However, the circumstances behind that reunion have the Sox bench coach feeling very fortunate.
Bottin's baseball coaching career has come full circle as he's rejoined the team with which he got his start. But though it was a frightening health situation that led to Bottin's return, he's happy to back where it began.
“I love it, it's good to be home,” the Edmonds native and Camano Island resident said. “I've always loved it here and it's a great organization. Just the whole set-up is really neat and a lot of fun.”
The 65-year-old Bottin is celebrating his 20th season as a minor-league coach in the Seattle Mariners organization, a career that began with a six-year stint with the Sox from 1995-2001. He was originally set to coach this season with Peoria of the rookie Arizona League, where he's spent his summers since 2008. He managed the team in 2008-09, winning the league title in 2009 and being named the league's Manager of the Year.
But fate forced Bottin to change his plans in March.
“Surprise, surprise, I had my aorta replaced,” Bottin said,
Bottin had reported to the Mariners' spring training when a a routine heart test revealed abnormalities.
“There were no signs of anything,” Bottin said. “It was spring training and I was going through my physical. Mitch Storey (one of the Mariners physicians), bless his soul, looked at my past medical records and said I hadn't had an echocardiogram in a while. So I went in and Randy Roetter, our trainer (with Peoria), got it scheduled for Friday at 3 o'clock. That Sunday I was on a flight back to Seattle; that week I went through the tests; and the following week I had surgery.”
The tests showed Bottin had an enlarged aorta, a defective aortic valve and an aortic aneurysm. On March 21 he underwent open-heart surgery during which both the aorta and the valve were replaced, and the aneurysm was repaired.
“It was a blessing,” Bottin said. “The good lord above was watching out for me.”

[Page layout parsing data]
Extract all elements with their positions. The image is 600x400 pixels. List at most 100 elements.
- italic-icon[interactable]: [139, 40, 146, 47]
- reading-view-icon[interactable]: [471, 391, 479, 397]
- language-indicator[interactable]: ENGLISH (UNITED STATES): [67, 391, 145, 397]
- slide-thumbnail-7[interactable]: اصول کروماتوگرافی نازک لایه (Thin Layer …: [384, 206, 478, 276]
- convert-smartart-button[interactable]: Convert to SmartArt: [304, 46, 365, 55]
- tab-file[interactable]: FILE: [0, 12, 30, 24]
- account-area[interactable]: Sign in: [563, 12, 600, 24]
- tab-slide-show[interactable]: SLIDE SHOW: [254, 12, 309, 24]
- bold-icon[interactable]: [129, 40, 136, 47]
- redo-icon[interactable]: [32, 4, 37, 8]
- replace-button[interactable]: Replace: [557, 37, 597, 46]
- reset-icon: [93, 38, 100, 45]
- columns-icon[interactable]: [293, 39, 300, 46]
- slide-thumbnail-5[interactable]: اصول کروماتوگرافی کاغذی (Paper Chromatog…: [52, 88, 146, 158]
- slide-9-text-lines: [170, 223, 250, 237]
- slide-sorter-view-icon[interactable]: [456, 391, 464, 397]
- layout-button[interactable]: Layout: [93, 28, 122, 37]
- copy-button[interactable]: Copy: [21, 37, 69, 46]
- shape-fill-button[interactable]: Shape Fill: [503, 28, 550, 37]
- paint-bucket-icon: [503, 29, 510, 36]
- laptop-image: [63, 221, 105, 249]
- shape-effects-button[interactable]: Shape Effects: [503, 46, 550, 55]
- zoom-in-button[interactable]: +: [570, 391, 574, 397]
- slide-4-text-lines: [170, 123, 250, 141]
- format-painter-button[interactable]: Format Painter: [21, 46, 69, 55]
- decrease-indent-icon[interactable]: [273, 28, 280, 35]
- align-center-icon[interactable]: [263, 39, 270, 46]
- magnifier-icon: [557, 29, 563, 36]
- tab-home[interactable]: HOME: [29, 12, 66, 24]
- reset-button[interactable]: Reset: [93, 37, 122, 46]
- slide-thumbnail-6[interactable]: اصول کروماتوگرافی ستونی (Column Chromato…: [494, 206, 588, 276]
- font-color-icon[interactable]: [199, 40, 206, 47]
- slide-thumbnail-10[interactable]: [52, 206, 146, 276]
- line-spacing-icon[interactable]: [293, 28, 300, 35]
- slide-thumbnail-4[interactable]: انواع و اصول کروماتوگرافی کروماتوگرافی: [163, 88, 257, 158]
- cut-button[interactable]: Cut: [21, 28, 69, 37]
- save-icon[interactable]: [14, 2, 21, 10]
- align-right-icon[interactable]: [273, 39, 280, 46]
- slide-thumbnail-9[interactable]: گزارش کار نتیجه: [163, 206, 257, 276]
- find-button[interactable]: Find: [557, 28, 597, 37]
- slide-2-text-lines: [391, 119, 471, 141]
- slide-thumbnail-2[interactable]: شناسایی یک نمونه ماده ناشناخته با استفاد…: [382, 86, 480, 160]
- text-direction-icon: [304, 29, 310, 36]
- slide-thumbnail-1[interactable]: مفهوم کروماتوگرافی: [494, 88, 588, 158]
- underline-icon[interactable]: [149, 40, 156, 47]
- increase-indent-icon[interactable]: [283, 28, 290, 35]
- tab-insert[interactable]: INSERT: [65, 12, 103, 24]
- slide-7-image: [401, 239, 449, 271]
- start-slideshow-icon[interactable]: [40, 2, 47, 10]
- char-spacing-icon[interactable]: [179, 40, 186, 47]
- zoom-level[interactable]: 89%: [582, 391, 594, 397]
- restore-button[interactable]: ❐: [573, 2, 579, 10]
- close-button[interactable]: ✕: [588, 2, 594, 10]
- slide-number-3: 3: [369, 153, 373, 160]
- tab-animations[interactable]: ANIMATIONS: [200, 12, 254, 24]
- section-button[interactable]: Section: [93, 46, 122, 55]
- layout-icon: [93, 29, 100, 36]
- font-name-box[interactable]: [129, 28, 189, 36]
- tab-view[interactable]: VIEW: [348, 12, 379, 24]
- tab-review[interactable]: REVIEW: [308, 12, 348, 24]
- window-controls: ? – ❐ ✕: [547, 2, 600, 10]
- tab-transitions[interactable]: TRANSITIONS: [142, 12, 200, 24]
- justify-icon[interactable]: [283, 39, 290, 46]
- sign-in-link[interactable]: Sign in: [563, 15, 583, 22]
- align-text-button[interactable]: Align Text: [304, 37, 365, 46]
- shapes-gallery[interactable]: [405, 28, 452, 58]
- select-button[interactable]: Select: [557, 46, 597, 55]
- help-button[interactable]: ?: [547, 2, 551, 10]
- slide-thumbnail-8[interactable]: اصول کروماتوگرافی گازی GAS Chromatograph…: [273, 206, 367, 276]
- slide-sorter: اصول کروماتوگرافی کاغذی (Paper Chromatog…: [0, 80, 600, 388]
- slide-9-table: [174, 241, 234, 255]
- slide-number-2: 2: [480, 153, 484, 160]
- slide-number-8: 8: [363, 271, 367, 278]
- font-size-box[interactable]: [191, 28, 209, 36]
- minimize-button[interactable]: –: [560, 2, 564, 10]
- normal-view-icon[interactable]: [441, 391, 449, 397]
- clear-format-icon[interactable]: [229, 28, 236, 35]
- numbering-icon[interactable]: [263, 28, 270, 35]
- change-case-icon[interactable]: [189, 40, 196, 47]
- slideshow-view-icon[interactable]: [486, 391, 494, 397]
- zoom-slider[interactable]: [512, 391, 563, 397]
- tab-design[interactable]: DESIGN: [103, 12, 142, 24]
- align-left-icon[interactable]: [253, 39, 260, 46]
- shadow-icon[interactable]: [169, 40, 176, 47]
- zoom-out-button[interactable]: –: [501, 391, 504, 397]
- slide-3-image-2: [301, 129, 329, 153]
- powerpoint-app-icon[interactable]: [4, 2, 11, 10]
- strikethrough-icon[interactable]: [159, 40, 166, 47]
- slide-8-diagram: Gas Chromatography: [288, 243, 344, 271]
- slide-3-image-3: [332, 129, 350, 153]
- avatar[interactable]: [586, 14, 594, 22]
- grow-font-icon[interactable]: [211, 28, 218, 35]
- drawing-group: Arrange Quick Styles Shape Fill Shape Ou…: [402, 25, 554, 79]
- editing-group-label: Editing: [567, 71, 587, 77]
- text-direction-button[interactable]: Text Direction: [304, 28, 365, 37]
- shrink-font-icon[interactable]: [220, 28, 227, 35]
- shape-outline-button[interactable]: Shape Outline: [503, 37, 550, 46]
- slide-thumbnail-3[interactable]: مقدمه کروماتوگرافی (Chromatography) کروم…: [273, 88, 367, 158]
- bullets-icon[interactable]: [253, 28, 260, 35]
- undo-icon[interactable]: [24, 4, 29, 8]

TASKS:
1. Summarize the article about Bottin's return to the Sox in two sentences.
2. Carry on with the article about Bottin's return to the Sox, starting after its final sentence.

RESULTS FOR THE EXERCISE:
1. Bottin, a 65-year-old coach in his 20th season in the Seattle Mariners organization, has rejoined the Sox, the team where his coaching career began, and says it is good to be home. He had been set to coach Peoria this season, but a routine heart test during spring training found an enlarged aorta, a defective aortic valve and an aortic aneurysm, leading to open-heart surgery on March 21 in which the aorta and valve were replaced and the aneurysm was repaired.

2.
While the surgery fixed the problems with Bottin's aorta, it also resulted in some consequences. The surgery caused stretching in the radial, ulna and median nerves in Bottin's right arm, affecting Bottin's ability to use his right hand. While the effects are temporary, Bottin currently is unable to throw or hit fungoes, which are among the duties of all minor-league coaches.
So Bottin not only is undergoing cardiovascular rehabilitation, he's also having to rehab his hand.
“I've had a lot of support from my wife and my family,” Bottin said. “It was one of those things where the alternative would have been a lot worse. I always try to look at things in a positive way — there's that saying that God's got everything in control. I just try to stay positive.”
Fortunately, there was an alternative for this season. The Mariners were able to reassign Bottin to his hometown team in Everett, where he's serving as a bench coach. Bottin's rehab meant he was unable to accompany the Sox on their initial eight-game road trip against the Tri-City Dust Devils and Salem-Keizer Volcanoes, which concluded Wednesday. However, he will be at all of the Sox's home games, and he's hoping to be able to join the team on the road beginning with Everett's three-game trip to Vancouver on July 11-13.
“The Mariners have been really gracious in allowing me to break it in nice and slow and easy,” Bottin said. “It's kind of a crazy way to get back to Everett, but I'm enjoying it. They've been really kind.”
Returning to Everett highlights what was a colorful path to minor-league coaching for Bottin. He was drafted by the New York Yankees in the 56th round of the 1967 June amateur draft out of Meadowdale High School and spent two years in the Yankee minor-league system.
However, Bottin was drafted again, this time by the United States Army and served served a tour in Vietnam. When he returned, Bottin decided to go a different direction with his career.
“I got released and saw the importance of retirement benefits, with the things that happened, so I ended up becoming a Seattle police officer,” Bottin said.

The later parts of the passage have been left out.